Task requirements
Repeat the material exactly as it appears.
>> START Available data
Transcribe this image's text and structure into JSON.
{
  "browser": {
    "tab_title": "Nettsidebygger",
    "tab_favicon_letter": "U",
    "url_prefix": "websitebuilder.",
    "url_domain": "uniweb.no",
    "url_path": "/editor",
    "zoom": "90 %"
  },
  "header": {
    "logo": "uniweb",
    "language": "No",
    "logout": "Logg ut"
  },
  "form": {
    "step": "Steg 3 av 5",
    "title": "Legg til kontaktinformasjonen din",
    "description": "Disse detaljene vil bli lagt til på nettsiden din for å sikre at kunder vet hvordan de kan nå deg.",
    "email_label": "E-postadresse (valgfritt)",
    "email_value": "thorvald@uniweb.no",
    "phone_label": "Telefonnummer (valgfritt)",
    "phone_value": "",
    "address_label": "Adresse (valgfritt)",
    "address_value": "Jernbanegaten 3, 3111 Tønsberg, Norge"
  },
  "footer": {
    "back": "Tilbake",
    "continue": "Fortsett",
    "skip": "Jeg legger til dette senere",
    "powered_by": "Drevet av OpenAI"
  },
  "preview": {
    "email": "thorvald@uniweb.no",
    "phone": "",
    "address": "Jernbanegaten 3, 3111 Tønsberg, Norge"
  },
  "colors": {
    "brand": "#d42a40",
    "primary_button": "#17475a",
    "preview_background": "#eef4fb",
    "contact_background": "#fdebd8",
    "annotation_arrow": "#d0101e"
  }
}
>> END Available data
Answer to the exercise
Transcribe this image's text and structure into JSON.
{
  "browser": {
    "tab_title": "Nettsidebygger",
    "tab_favicon_letter": "U",
    "url_prefix": "websitebuilder.",
    "url_domain": "uniweb.no",
    "url_path": "/editor",
    "zoom": "90 %"
  },
  "header": {
    "logo": "uniweb",
    "language": "No",
    "logout": "Logg ut"
  },
  "form": {
    "step": "Steg 3 av 5",
    "title": "Legg til kontaktinformasjonen din",
    "description": "Disse detaljene vil bli lagt til på nettsiden din for å sikre at kunder vet hvordan de kan nå deg.",
    "email_label": "E-postadresse (valgfritt)",
    "email_value": "thorvald@uniweb.no",
    "phone_label": "Telefonnummer (valgfritt)",
    "phone_value": "",
    "address_label": "Adresse (valgfritt)",
    "address_value": "Jernbanegaten 3, 3111 Tønsberg, Norge"
  },
  "footer": {
    "back": "Tilbake",
    "continue": "Fortsett",
    "skip": "Jeg legger til dette senere",
    "powered_by": "Drevet av OpenAI"
  },
  "preview": {
    "email": "thorvald@uniweb.no",
    "phone": "",
    "address": "Jernbanegaten 3, 3111 Tønsberg, Norge"
  },
  "colors": {
    "brand": "#d42a40",
    "primary_button": "#17475a",
    "preview_background": "#eef4fb",
    "contact_background": "#fdebd8",
    "annotation_arrow": "#d0101e"
  }
}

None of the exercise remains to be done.